▶ [WHAT IS NEEDED] Set down each record exactly as written.

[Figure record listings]

START

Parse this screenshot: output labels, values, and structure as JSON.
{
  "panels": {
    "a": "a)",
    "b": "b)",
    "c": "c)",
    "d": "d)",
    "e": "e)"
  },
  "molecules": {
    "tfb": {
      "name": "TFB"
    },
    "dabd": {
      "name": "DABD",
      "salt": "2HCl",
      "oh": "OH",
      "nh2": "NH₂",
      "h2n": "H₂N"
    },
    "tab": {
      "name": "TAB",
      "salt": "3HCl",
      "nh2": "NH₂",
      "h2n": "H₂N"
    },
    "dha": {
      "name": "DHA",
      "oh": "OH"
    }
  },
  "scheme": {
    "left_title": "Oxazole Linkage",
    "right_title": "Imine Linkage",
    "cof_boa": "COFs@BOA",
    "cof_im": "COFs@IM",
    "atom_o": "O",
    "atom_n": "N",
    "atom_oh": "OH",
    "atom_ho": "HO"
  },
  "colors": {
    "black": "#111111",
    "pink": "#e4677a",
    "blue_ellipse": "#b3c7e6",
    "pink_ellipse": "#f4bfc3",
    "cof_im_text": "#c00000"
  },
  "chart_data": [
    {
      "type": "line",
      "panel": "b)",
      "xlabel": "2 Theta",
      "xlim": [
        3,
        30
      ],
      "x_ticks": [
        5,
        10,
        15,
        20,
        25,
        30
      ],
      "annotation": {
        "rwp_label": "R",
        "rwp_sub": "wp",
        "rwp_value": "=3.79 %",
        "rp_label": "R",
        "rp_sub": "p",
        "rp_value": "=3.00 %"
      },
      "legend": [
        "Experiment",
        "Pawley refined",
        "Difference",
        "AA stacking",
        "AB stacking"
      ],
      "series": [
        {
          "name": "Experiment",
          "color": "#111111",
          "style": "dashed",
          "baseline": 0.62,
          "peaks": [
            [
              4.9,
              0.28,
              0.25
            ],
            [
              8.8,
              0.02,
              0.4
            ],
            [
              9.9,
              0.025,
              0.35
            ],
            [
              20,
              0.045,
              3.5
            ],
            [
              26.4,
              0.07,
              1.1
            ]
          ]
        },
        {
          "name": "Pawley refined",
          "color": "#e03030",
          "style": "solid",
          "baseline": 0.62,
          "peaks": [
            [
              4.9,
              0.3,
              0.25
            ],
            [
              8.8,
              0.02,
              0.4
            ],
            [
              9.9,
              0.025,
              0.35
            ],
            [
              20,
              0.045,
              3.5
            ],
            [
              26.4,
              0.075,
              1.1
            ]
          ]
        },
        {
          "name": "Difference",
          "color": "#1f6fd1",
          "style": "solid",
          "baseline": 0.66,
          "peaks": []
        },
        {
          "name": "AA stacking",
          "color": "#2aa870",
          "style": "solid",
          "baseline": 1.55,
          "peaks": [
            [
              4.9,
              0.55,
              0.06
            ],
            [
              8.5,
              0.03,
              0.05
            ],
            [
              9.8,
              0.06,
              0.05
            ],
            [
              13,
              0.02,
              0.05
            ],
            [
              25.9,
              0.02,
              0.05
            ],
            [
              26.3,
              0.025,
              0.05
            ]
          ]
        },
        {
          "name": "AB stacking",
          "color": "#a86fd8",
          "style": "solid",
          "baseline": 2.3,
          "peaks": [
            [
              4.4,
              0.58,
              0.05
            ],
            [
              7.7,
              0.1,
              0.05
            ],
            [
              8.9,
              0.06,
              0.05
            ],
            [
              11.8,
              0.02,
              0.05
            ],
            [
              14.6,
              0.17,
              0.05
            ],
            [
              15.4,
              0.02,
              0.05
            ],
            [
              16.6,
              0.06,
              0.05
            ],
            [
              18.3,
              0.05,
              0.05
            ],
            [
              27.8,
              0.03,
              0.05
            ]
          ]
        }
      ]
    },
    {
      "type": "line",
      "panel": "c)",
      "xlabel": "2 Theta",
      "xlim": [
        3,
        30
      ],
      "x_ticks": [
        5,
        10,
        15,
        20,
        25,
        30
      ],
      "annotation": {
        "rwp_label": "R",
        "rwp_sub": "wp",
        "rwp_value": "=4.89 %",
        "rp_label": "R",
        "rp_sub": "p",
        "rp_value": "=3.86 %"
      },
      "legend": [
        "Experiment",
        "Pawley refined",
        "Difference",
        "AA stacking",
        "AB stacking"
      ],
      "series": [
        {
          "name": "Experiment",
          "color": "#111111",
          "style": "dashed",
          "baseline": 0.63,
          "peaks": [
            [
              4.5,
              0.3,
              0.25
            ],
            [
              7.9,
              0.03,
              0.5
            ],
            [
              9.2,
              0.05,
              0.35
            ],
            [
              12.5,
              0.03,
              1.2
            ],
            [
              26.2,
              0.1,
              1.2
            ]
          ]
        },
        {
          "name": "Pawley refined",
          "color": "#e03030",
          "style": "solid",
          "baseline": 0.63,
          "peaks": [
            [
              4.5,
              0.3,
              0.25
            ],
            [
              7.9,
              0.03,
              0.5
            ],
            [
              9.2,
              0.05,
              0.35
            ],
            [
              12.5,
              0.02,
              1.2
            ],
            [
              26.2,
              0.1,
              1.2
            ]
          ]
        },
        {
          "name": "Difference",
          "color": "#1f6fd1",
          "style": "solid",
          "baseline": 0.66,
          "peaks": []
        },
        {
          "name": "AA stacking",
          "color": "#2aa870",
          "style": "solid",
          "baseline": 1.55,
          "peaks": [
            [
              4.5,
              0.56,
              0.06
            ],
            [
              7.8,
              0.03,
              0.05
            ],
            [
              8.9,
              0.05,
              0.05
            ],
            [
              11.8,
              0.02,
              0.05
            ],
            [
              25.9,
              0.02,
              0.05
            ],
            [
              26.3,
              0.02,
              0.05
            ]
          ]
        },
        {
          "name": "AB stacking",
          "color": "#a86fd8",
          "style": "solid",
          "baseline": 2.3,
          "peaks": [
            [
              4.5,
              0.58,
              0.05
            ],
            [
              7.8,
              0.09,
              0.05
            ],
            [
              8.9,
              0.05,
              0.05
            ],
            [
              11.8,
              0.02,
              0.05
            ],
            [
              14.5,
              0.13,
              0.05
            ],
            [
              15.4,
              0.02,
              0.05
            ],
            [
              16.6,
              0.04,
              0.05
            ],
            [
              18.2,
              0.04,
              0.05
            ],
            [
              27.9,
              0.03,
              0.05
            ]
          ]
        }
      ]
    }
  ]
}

END

▶ [THE SOLUTION]
Parse this screenshot: output labels, values, and structure as JSON.
{
  "panels": {
    "a": "a)",
    "b": "b)",
    "c": "c)",
    "d": "d)",
    "e": "e)"
  },
  "molecules": {
    "tfb": {
      "name": "TFB"
    },
    "dabd": {
      "name": "DABD",
      "salt": "2HCl",
      "oh": "OH",
      "nh2": "NH₂",
      "h2n": "H₂N"
    },
    "tab": {
      "name": "TAB",
      "salt": "3HCl",
      "nh2": "NH₂",
      "h2n": "H₂N"
    },
    "dha": {
      "name": "DHA",
      "oh": "OH"
    }
  },
  "scheme": {
    "left_title": "Oxazole Linkage",
    "right_title": "Imine Linkage",
    "cof_boa": "COFs@BOA",
    "cof_im": "COFs@IM",
    "atom_o": "O",
    "atom_n": "N",
    "atom_oh": "OH",
    "atom_ho": "HO"
  },
  "colors": {
    "black": "#111111",
    "pink": "#e4677a",
    "blue_ellipse": "#b3c7e6",
    "pink_ellipse": "#f4bfc3",
    "cof_im_text": "#c00000"
  },
  "chart_data": [
    {
      "type": "line",
      "panel": "b)",
      "xlabel": "2 Theta",
      "xlim": [
        3,
        30
      ],
      "x_ticks": [
        5,
        10,
        15,
        20,
        25,
        30
      ],
      "annotation": {
        "rwp_label": "R",
        "rwp_sub": "wp",
        "rwp_value": "=3.79 %",
        "rp_label": "R",
        "rp_sub": "p",
        "rp_value": "=3.00 %"
      },
      "legend": [
        "Experiment",
        "Pawley refined",
        "Difference",
        "AA stacking",
        "AB stacking"
      ],
      "series": [
        {
          "name": "Experiment",
          "color": "#111111",
          "style": "dashed",
          "baseline": 0.62,
          "peaks": [
            [
              4.9,
              0.28,
              0.25
            ],
            [
              8.8,
              0.02,
              0.4
            ],
            [
              9.9,
              0.025,
              0.35
            ],
            [
              20,
              0.045,
              3.5
            ],
            [
              26.4,
              0.07,
              1.1
            ]
          ]
        },
        {
          "name": "Pawley refined",
          "color": "#e03030",
          "style": "solid",
          "baseline": 0.62,
          "peaks": [
            [
              4.9,
              0.3,
              0.25
            ],
            [
              8.8,
              0.02,
              0.4
            ],
            [
              9.9,
              0.025,
              0.35
            ],
            [
              20,
              0.045,
              3.5
            ],
            [
              26.4,
              0.075,
              1.1
            ]
          ]
        },
        {
          "name": "Difference",
          "color": "#1f6fd1",
          "style": "solid",
          "baseline": 0.66,
          "peaks": []
        },
        {
          "name": "AA stacking",
          "color": "#2aa870",
          "style": "solid",
          "baseline": 1.55,
          "peaks": [
            [
              4.9,
              0.55,
              0.06
            ],
            [
              8.5,
              0.03,
              0.05
            ],
            [
              9.8,
              0.06,
              0.05
            ],
            [
              13,
              0.02,
              0.05
            ],
            [
              25.9,
              0.02,
              0.05
            ],
            [
              26.3,
              0.025,
              0.05
            ]
          ]
        },
        {
          "name": "AB stacking",
          "color": "#a86fd8",
          "style": "solid",
          "baseline": 2.3,
          "peaks": [
            [
              4.4,
              0.58,
              0.05
            ],
            [
              7.7,
              0.1,
              0.05
            ],
            [
              8.9,
              0.06,
              0.05
            ],
            [
              11.8,
              0.02,
              0.05
            ],
            [
              14.6,
              0.17,
              0.05
            ],
            [
              15.4,
              0.02,
              0.05
            ],
            [
              16.6,
              0.06,
              0.05
            ],
            [
              18.3,
              0.05,
              0.05
            ],
            [
              27.8,
              0.03,
              0.05
            ]
          ]
        }
      ]
    },
    {
      "type": "line",
      "panel": "c)",
      "xlabel": "2 Theta",
      "xlim": [
        3,
        30
      ],
      "x_ticks": [
        5,
        10,
        15,
        20,
        25,
        30
      ],
      "annotation": {
        "rwp_label": "R",
        "rwp_sub": "wp",
        "rwp_value": "=4.89 %",
        "rp_label": "R",
        "rp_sub": "p",
        "rp_value": "=3.86 %"
      },
      "legend": [
        "Experiment",
        "Pawley refined",
        "Difference",
        "AA stacking",
        "AB stacking"
      ],
      "series": [
        {
          "name": "Experiment",
          "color": "#111111",
          "style": "dashed",
          "baseline": 0.63,
          "peaks": [
            [
              4.5,
              0.3,
              0.25
            ],
            [
              7.9,
              0.03,
              0.5
            ],
            [
              9.2,
              0.05,
              0.35
            ],
            [
              12.5,
              0.03,
              1.2
            ],
            [
              26.2,
              0.1,
              1.2
            ]
          ]
        },
        {
          "name": "Pawley refined",
          "color": "#e03030",
          "style": "solid",
          "baseline": 0.63,
          "peaks": [
            [
              4.5,
              0.3,
              0.25
            ],
            [
              7.9,
              0.03,
              0.5
            ],
            [
              9.2,
              0.05,
              0.35
            ],
            [
              12.5,
              0.02,
              1.2
            ],
            [
              26.2,
              0.1,
              1.2
            ]
          ]
        },
        {
          "name": "Difference",
          "color": "#1f6fd1",
          "style": "solid",
          "baseline": 0.66,
          "peaks": []
        },
        {
          "name": "AA stacking",
          "color": "#2aa870",
          "style": "solid",
          "baseline": 1.55,
          "peaks": [
            [
              4.5,
              0.56,
              0.06
            ],
            [
              7.8,
              0.03,
              0.05
            ],
            [
              8.9,
              0.05,
              0.05
            ],
            [
              11.8,
              0.02,
              0.05
            ],
            [
              25.9,
              0.02,
              0.05
            ],
            [
              26.3,
              0.02,
              0.05
            ]
          ]
        },
        {
          "name": "AB stacking",
          "color": "#a86fd8",
          "style": "solid",
          "baseline": 2.3,
          "peaks": [
            [
              4.5,
              0.58,
              0.05
            ],
            [
              7.8,
              0.09,
              0.05
            ],
            [
              8.9,
              0.05,
              0.05
            ],
            [
              11.8,
              0.02,
              0.05
            ],
            [
              14.5,
              0.13,
              0.05
            ],
            [
              15.4,
              0.02,
              0.05
            ],
            [
              16.6,
              0.04,
              0.05
            ],
            [
              18.2,
              0.04,
              0.05
            ],
            [
              27.9,
              0.03,
              0.05
            ]
          ]
        }
      ]
    }
  ]
}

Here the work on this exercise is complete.